(Brief) Reply with only the number of lines that contain the string "областного".

(Records for the task)
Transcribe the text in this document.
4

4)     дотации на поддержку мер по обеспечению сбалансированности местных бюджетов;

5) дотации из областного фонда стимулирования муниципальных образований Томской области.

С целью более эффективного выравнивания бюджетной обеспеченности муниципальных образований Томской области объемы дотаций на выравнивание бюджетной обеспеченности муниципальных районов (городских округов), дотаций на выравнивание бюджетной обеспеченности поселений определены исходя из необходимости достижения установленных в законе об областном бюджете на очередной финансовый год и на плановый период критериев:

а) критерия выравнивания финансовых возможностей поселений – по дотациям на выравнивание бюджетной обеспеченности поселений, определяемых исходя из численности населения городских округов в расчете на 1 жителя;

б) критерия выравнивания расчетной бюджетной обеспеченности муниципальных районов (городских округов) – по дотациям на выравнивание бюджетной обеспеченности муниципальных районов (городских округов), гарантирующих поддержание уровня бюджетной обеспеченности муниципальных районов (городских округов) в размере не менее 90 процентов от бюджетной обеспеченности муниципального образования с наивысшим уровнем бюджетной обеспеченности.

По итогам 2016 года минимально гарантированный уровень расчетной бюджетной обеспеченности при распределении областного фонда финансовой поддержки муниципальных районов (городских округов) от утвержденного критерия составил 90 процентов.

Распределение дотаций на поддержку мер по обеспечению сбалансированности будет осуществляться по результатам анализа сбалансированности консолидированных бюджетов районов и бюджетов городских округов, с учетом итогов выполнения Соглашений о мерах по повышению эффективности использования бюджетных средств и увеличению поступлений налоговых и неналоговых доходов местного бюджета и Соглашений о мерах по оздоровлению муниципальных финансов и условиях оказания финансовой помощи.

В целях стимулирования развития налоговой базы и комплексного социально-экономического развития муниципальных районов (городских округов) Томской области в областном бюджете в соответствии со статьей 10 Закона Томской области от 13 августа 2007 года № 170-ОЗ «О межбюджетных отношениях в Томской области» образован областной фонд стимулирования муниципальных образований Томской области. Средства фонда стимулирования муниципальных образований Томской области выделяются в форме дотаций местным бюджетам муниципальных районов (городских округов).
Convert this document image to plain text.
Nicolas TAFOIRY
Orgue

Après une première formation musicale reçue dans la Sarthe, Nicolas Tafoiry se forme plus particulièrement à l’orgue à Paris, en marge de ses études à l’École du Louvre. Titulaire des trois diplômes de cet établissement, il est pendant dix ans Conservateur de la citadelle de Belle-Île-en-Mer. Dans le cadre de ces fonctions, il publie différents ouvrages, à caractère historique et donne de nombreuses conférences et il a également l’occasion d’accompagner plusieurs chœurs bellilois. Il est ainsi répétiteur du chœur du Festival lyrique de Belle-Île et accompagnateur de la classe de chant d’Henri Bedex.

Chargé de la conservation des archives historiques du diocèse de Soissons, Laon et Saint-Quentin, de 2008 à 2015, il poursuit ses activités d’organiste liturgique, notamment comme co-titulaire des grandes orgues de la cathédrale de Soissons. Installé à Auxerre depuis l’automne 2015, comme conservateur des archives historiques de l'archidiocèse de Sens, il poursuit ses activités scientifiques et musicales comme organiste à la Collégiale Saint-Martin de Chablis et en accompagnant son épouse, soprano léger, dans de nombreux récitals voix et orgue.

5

(Finished answer) 2